- Your instructions
What lines below mention the word "fillies"? Copy each one.

*-*-*

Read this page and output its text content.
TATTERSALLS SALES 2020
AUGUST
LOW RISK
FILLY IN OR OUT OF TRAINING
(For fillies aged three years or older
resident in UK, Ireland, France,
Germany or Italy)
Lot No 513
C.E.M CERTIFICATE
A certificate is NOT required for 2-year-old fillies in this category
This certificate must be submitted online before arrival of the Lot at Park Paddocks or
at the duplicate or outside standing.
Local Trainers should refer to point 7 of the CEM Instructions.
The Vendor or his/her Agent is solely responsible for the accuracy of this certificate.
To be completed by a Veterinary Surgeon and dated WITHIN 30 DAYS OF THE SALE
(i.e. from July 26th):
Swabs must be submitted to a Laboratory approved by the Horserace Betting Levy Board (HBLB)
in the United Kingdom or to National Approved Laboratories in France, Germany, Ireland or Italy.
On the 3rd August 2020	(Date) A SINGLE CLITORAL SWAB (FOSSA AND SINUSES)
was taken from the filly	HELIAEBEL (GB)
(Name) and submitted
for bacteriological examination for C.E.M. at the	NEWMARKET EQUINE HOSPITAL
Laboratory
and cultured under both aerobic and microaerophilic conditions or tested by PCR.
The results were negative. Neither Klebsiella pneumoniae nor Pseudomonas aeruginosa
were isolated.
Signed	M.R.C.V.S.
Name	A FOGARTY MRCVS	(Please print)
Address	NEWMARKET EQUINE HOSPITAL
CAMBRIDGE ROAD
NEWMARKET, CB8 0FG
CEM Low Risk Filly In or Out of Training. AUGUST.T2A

*-*-*

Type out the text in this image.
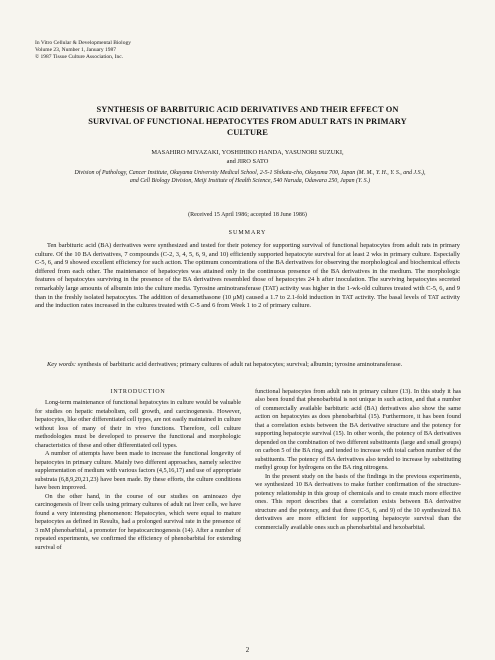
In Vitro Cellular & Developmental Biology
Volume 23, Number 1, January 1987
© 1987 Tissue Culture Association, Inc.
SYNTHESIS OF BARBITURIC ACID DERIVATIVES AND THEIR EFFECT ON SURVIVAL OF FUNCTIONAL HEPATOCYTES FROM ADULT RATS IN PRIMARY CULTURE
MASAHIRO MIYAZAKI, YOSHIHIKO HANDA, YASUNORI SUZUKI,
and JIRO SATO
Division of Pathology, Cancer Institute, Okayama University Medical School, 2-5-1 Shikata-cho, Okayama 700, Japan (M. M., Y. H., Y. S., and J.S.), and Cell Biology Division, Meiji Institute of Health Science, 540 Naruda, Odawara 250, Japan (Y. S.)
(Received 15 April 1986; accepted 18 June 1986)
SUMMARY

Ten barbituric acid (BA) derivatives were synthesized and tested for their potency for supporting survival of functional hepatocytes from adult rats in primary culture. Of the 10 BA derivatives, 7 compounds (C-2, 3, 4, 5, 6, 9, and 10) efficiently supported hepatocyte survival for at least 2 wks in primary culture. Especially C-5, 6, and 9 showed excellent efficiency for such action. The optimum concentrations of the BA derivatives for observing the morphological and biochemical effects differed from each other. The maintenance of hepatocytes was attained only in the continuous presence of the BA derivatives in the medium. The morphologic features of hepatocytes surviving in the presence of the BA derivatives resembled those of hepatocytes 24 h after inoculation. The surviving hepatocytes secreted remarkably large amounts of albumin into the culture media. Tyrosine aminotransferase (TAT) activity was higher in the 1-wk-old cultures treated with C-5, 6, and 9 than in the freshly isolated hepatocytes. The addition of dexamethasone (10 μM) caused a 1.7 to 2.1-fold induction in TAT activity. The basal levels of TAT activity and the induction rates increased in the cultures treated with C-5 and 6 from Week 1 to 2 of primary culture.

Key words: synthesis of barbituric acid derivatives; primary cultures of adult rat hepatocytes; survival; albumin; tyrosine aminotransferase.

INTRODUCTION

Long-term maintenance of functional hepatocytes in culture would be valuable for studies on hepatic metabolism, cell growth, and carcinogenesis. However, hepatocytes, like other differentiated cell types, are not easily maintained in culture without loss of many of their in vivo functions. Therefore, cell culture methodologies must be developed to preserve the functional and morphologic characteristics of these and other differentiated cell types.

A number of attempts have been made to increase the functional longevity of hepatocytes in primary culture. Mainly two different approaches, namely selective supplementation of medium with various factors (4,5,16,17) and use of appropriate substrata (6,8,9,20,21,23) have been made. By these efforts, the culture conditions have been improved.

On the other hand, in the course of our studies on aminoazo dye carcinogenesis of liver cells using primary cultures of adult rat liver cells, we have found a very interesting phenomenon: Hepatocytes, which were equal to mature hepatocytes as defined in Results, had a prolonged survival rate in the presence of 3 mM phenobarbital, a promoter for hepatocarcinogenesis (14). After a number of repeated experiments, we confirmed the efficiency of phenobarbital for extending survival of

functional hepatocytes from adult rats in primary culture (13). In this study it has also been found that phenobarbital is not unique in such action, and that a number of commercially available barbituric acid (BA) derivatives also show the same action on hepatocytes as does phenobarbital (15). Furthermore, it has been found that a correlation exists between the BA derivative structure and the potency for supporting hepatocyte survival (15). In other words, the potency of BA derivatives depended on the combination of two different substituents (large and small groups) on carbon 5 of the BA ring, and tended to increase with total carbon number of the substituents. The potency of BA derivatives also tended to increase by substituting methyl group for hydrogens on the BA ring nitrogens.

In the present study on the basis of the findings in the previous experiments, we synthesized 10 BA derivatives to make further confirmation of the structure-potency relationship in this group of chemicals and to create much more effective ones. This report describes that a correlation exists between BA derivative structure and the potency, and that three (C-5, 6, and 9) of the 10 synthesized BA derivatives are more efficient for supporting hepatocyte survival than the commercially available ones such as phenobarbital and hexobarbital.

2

*-*-*

- Exercise result
(For fillies aged three years or older
A certificate is NOT required for 2-year-old fillies in this category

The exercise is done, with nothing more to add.